In the entries below, count every line with the string "东到山海关". State the count and nothing else.
:: Records for the task
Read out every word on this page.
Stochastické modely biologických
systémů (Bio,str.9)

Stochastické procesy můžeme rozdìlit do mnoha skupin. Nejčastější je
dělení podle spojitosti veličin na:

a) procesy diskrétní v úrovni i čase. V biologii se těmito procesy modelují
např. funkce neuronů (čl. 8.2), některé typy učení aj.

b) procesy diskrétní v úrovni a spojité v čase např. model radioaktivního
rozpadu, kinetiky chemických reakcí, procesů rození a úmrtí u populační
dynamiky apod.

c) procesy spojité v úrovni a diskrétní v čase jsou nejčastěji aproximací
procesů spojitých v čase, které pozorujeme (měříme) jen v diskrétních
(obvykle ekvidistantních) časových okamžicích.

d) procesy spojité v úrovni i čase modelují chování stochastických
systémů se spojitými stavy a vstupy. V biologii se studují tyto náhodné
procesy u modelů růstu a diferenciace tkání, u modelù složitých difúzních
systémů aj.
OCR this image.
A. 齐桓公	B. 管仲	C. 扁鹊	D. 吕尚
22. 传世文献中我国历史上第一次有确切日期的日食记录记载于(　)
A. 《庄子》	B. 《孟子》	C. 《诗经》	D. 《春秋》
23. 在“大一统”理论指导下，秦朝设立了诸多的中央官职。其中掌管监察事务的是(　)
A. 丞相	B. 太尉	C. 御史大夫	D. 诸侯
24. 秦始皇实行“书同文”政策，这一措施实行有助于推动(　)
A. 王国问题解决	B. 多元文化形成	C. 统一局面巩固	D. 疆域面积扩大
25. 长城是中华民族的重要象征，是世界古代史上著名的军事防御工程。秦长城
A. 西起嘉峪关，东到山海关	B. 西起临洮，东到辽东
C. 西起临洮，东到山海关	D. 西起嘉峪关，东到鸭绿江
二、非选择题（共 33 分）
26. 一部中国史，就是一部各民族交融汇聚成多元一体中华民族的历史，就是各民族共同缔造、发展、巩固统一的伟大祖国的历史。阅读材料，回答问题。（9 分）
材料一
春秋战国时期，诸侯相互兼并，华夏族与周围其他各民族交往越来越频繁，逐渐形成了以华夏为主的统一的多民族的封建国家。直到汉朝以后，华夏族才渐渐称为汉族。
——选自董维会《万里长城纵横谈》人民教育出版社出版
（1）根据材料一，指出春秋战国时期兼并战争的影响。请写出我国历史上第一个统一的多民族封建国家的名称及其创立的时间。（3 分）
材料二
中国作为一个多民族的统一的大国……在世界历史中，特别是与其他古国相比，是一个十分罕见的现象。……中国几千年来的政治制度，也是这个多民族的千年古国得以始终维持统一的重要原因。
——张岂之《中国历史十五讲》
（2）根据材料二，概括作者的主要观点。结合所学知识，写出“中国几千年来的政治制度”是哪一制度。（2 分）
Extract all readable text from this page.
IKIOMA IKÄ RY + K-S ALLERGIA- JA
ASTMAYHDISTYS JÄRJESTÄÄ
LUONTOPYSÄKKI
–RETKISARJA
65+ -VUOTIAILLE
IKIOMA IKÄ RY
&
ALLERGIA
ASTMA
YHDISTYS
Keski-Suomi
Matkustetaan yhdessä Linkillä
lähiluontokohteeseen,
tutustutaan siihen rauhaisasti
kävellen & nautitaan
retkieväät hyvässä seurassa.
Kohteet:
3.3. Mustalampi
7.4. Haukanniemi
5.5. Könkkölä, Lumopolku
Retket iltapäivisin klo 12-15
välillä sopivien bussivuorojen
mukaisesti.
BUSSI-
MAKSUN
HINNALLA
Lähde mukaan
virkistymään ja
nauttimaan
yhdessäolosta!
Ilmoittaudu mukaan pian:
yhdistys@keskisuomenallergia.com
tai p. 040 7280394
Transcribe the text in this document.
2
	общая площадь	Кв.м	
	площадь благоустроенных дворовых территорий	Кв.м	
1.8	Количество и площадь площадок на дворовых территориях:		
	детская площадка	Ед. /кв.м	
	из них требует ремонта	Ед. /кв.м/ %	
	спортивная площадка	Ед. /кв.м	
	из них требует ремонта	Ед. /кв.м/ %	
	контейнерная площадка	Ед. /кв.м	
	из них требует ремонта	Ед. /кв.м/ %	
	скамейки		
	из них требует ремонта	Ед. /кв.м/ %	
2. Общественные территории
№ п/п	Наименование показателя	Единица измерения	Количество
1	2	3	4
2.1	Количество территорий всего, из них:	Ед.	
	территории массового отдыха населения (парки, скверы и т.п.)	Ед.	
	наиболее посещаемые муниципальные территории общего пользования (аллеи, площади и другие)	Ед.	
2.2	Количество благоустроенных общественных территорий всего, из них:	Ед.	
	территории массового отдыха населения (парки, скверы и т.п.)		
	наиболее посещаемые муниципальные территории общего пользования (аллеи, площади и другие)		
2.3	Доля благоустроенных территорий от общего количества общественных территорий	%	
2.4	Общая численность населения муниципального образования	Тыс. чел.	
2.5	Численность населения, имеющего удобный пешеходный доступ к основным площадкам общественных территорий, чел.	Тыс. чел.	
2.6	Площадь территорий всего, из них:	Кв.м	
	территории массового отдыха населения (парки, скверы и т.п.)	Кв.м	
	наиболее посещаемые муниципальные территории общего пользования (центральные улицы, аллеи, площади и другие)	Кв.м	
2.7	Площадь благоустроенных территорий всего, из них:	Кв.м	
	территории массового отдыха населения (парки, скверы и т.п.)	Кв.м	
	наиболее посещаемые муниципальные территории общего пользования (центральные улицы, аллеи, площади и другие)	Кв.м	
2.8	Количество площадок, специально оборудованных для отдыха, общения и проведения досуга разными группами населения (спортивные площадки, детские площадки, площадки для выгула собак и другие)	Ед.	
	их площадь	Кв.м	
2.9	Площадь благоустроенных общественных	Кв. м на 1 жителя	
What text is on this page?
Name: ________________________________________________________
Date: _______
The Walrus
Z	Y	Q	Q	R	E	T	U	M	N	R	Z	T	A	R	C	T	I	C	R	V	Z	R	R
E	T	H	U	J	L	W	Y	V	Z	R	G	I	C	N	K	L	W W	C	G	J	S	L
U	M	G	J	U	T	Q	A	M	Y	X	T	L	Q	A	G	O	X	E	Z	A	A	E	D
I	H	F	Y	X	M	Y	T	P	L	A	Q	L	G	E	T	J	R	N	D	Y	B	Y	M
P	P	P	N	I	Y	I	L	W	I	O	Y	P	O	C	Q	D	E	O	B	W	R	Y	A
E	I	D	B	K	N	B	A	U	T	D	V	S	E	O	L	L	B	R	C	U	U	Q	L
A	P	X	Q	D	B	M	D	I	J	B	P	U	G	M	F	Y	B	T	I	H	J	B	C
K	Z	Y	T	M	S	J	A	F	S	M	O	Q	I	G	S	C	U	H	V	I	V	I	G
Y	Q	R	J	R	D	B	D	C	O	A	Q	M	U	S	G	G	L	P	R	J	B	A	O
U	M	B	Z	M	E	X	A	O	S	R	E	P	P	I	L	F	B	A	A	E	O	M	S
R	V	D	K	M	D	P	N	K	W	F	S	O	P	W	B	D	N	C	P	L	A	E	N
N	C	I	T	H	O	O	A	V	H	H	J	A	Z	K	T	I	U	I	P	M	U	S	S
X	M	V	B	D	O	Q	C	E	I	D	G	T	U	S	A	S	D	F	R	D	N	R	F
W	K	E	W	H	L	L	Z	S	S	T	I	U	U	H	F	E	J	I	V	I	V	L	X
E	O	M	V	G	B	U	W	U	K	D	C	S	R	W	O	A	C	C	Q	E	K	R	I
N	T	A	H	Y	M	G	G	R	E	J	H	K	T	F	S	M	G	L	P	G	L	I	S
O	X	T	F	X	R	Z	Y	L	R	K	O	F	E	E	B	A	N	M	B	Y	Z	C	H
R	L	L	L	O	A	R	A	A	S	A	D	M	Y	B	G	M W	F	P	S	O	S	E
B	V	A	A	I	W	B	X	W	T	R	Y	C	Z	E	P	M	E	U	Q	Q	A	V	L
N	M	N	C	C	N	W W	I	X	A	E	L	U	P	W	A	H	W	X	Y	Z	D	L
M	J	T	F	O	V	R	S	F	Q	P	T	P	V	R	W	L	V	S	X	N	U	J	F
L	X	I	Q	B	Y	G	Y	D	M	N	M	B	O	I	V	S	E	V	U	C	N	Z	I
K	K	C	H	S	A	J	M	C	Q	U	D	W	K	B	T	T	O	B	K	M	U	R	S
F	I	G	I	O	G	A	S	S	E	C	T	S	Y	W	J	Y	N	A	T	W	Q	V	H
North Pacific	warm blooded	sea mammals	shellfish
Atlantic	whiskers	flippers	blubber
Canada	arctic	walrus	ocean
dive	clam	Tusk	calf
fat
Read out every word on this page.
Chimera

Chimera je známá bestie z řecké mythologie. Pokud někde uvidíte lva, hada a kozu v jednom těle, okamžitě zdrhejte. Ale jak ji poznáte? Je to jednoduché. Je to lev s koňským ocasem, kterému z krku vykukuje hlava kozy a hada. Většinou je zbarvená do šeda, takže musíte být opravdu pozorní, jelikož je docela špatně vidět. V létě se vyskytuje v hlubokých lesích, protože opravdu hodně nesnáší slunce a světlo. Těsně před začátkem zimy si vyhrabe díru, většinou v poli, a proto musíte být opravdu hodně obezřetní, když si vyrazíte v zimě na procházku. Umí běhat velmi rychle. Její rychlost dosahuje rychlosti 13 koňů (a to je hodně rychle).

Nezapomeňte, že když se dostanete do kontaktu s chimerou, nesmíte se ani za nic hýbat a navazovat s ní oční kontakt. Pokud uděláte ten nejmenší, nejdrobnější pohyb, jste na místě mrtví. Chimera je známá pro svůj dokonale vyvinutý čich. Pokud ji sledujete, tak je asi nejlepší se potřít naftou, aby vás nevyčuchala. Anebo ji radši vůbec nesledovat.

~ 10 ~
::::
▶ **Exercise response**
2